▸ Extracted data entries
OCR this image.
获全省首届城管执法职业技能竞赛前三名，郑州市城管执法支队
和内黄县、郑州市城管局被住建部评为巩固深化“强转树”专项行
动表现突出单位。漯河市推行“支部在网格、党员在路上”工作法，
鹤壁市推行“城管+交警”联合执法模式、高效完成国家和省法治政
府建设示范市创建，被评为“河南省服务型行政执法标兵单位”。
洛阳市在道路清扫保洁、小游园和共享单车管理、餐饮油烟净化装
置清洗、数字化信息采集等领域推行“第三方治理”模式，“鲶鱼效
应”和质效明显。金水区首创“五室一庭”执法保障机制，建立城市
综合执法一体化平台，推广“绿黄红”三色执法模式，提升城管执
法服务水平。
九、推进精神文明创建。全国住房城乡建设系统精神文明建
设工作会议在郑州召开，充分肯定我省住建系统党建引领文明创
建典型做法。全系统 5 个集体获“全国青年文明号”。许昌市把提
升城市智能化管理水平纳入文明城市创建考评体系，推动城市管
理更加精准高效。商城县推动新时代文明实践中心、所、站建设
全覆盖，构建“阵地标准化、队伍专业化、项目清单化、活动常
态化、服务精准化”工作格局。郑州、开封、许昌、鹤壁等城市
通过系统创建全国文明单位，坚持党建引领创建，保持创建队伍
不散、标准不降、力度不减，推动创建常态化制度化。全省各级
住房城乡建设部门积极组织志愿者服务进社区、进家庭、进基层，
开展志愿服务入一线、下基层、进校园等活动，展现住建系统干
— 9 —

---

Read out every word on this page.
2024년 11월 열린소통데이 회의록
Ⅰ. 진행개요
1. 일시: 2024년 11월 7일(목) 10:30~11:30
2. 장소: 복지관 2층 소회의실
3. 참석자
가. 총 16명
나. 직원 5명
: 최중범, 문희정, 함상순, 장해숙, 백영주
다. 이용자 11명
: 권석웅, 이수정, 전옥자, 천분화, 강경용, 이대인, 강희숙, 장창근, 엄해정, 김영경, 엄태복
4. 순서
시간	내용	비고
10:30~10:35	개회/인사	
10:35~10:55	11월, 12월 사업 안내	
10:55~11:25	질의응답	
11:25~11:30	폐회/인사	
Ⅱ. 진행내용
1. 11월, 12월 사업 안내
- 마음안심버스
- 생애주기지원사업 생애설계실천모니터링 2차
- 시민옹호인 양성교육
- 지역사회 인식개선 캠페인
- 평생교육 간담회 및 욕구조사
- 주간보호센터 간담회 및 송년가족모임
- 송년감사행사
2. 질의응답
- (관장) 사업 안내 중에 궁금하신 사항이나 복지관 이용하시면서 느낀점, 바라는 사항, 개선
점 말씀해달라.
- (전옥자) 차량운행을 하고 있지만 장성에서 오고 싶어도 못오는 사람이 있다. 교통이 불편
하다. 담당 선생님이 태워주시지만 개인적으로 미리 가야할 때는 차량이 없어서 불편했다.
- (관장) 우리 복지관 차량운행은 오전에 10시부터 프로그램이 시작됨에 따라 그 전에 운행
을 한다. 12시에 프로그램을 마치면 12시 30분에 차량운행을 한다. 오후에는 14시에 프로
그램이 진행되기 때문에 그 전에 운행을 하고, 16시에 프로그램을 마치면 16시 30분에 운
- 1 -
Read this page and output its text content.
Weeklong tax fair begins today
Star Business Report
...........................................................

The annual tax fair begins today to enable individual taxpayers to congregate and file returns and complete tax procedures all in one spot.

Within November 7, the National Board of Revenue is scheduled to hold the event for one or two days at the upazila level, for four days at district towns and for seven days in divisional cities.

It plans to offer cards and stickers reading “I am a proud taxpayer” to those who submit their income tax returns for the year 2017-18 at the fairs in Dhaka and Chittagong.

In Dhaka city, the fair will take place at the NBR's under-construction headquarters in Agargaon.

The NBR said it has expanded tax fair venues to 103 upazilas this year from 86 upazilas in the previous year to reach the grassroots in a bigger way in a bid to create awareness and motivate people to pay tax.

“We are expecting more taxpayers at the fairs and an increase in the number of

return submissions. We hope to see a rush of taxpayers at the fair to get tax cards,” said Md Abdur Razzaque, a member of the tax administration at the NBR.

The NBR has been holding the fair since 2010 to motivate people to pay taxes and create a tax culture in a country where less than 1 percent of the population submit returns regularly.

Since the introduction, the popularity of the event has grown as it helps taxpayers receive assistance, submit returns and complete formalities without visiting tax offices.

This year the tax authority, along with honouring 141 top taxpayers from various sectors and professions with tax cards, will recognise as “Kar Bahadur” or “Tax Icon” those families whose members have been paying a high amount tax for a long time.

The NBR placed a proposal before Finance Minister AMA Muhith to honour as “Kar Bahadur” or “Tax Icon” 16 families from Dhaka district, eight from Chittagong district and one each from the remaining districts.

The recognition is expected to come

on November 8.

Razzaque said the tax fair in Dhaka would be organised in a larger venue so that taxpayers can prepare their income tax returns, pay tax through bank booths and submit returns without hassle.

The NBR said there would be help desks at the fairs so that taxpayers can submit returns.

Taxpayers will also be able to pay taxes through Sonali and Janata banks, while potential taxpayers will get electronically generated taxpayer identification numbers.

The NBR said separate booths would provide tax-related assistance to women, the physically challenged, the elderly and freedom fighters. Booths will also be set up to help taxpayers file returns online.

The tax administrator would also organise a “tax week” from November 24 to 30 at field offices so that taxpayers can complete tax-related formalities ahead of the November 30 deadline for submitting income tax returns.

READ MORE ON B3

▸ Exercise objective
Show all lines from the listing above in which "also" appears.

▸ Written reply
Taxpayers will also be able to pay taxes through Sonali and Janata banks, while potential taxpayers will get electronically generated taxpayer identification numbers.
The NBR said separate booths would provide tax-related assistance to women, the physically challenged, the elderly and freedom fighters. Booths will also be set up to help taxpayers file returns online.
The tax administrator would also organise a “tax week” from November 24 to 30 at field offices so that taxpayers can complete tax-related formalities ahead of the November 30 deadline for submitting income tax returns.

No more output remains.